### Objectives
1. Using the excerpt below on deep geothermal and solar thermal energy, decide whether each statement agrees with it: (a) Switzerland currently operates deep geothermal plants. (b) The current number of solar thermal systems in the canton of Aargau is recorded. (c) The heat yield per area was calculated to be four times higher than electricity. Answer yes or no for each and quote the words of the excerpt that decide it.
2. Reproduce the part of the excerpt below on deep geothermal and solar thermal energy starting at "2.3.4. Electricity from" and ending at "uncertainties in implementation.".

### Document excerpt

■ ■ ■ ■

2.3.4. Electricity from Deep Geothermal Energy

No deep geothermal plant operations exist in Switzerland. Although the technology of hydrothermal plants is well developed, its implementation depends on deep natural aquifers. Less site-dependent petrothermal plants are less developed. The construction of such plants is therefore associated with higher risks [29,30]. The information on the status of deep geothermal plants (hydro- and petrothermal plants) provided by Ballmer et al. [13] is still valid today. The additional potential was set to zero due to a lack of concrete projects as well as great uncertainties in implementation.

2.3.5. Heat from Solar Energy (Solar Thermal Energy)

Around 85,000 solar thermal systems are in operation in Switzerland [31]. The current number of systems in the canton of Aargau is not recorded, but the cantonal subsidy database allows for rough estimates. Nathani et al. [32] estimated the capacity for 2010 at around 63 MW and the annual amount of heat generated from solar thermal systems at around 38 GWh/year. The potential for solar heat was derived based on data from the cantonal solar register (Table 2): 4.5% of the economically usable roof areas is reserved for heat generation, i.e., around 57 GWh/year of electricity cannot be generated in this area (own calculation based on METEOTEST [33] and [25]). Based on Swissolar [34,35], we calculated the heat yield per area to be four times higher than electricity, which leads to a heat quantity of about 230 GWh/year.

■ ■ ■ ■

### Data listing
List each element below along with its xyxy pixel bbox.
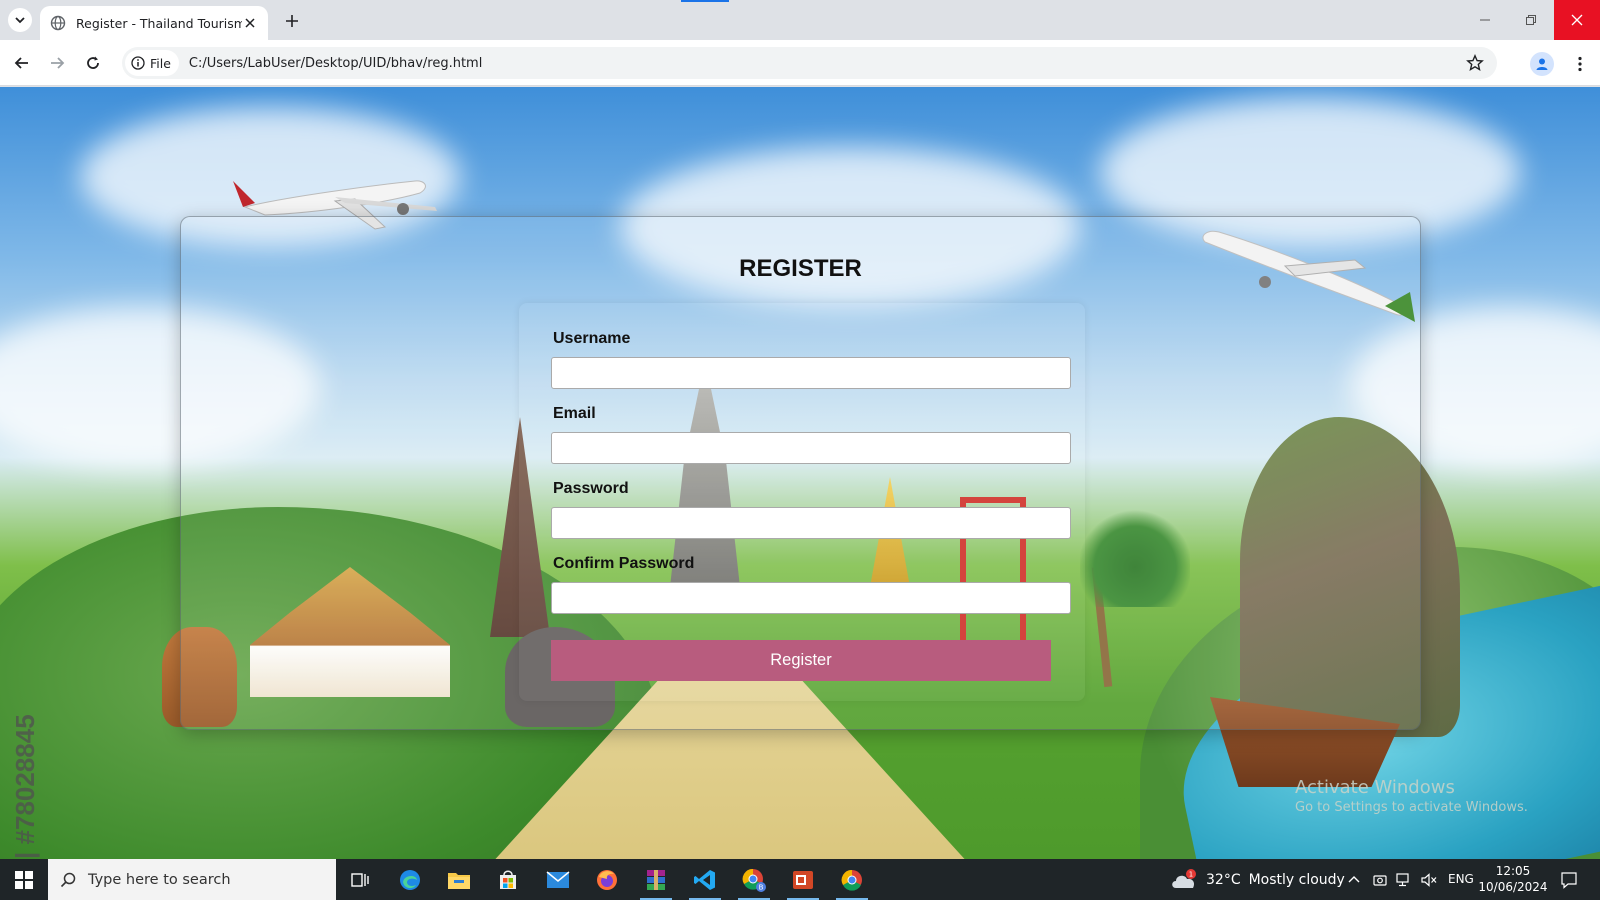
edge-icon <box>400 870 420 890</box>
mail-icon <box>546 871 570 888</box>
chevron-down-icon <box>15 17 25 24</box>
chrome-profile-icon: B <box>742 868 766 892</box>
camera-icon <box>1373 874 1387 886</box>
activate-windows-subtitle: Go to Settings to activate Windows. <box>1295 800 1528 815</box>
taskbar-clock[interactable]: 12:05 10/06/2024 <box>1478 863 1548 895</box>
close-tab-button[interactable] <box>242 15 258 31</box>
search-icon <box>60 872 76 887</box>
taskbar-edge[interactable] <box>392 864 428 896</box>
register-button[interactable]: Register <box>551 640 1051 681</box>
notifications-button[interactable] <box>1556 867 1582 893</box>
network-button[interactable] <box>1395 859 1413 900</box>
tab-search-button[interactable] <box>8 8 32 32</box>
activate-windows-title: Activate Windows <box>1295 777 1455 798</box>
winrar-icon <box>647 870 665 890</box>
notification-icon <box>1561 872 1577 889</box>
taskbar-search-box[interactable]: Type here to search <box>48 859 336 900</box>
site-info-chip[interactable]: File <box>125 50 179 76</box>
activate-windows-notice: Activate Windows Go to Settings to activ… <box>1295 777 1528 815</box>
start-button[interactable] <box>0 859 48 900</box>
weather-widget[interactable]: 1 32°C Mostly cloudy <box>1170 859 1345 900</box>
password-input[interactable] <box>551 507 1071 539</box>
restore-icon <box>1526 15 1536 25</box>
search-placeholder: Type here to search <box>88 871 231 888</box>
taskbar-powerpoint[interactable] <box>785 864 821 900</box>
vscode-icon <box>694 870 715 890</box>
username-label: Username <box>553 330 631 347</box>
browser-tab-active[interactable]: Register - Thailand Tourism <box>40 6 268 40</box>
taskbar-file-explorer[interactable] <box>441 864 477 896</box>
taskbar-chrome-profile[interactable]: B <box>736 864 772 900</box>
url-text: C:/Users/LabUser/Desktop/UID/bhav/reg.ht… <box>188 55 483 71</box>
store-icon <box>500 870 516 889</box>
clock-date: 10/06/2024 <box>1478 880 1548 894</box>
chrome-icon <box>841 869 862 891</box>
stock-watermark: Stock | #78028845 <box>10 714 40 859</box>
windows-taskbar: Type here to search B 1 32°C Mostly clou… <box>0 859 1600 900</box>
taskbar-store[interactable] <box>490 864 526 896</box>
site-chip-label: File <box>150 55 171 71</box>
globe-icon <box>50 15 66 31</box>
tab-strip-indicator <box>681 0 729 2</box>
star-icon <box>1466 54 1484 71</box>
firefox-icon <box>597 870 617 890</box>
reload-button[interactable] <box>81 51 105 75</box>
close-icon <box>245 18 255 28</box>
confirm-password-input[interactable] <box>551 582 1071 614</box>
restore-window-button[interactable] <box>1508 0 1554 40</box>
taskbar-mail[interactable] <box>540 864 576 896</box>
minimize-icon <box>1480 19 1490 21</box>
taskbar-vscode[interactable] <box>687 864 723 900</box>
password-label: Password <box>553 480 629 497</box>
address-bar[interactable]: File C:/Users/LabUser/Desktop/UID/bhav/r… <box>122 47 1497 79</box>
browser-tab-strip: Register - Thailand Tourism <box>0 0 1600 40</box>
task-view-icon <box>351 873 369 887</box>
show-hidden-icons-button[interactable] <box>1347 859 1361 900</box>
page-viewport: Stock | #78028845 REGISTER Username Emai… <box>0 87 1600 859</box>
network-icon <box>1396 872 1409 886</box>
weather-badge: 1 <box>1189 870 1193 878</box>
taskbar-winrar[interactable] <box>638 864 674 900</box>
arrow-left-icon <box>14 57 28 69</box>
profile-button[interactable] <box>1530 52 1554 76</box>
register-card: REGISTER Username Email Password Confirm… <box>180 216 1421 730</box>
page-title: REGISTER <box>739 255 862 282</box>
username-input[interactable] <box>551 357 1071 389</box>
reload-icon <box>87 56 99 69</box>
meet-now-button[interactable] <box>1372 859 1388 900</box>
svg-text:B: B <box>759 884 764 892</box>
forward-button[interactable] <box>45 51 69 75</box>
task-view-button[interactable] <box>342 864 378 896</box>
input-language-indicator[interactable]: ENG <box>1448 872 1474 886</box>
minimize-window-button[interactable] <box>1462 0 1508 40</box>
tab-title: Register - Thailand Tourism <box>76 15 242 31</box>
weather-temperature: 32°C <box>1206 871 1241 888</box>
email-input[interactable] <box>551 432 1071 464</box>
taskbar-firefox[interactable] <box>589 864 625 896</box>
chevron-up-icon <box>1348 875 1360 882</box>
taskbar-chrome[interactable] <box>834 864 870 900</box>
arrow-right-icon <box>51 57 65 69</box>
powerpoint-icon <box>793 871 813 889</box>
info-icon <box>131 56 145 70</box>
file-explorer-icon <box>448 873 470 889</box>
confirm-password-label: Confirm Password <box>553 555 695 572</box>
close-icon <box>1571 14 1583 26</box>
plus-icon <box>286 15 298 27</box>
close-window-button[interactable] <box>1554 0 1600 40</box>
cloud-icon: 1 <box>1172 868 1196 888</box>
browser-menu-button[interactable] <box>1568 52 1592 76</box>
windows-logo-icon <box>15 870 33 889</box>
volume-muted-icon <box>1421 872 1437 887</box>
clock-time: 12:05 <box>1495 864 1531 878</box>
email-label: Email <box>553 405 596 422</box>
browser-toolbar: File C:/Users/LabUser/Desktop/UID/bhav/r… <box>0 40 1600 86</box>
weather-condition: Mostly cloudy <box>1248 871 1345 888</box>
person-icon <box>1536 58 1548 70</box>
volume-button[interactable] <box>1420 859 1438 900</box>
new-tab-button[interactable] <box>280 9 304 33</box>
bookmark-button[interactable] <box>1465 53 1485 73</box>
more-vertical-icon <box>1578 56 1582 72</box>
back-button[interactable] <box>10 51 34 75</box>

■ ■ ■ ■

### Results in order
1.
(a) No: "No deep geothermal plant operations exist in Switzerland."
(b) No: "The current number of systems in the canton of Aargau is not recorded"
(c) Yes: "we calculated the heat yield per area to be four times higher than electricity"

2.
2.3.4. Electricity from Deep Geothermal Energy

No deep geothermal plant operations exist in Switzerland. Although the technology of hydrothermal plants is well developed, its implementation depends on deep natural aquifers. Less site-dependent petrothermal plants are less developed. The construction of such plants is therefore associated with higher risks [29,30]. The information on the status of deep geothermal plants (hydro- and petrothermal plants) provided by Ballmer et al. [13] is still valid today. The additional potential was set to zero due to a lack of concrete projects as well as great uncertainties in implementation.